— BEGIN —
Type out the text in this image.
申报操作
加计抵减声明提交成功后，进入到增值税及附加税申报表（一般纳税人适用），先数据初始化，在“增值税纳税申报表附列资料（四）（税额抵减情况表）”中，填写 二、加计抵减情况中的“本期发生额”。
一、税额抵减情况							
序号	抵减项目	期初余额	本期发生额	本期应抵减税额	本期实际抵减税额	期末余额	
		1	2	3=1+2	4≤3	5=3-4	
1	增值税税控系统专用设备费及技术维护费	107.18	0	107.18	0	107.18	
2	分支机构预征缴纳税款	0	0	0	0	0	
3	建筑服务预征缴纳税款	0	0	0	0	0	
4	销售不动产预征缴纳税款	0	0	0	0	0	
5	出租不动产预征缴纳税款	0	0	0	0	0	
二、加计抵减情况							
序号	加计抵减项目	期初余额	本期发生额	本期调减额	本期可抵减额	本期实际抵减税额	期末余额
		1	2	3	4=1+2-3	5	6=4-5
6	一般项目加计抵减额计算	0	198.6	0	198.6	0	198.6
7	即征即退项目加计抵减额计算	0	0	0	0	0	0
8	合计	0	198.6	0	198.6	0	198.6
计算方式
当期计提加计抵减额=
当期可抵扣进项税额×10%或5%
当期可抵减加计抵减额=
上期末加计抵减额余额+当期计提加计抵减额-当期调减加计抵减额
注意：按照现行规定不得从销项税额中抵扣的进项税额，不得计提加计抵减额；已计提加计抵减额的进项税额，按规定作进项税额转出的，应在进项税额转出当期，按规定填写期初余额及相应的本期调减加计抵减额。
— END —
**Task requirements:**
Only a number is wanted: how many lines of the data above contain "本期发生额"?

**Task response:**
3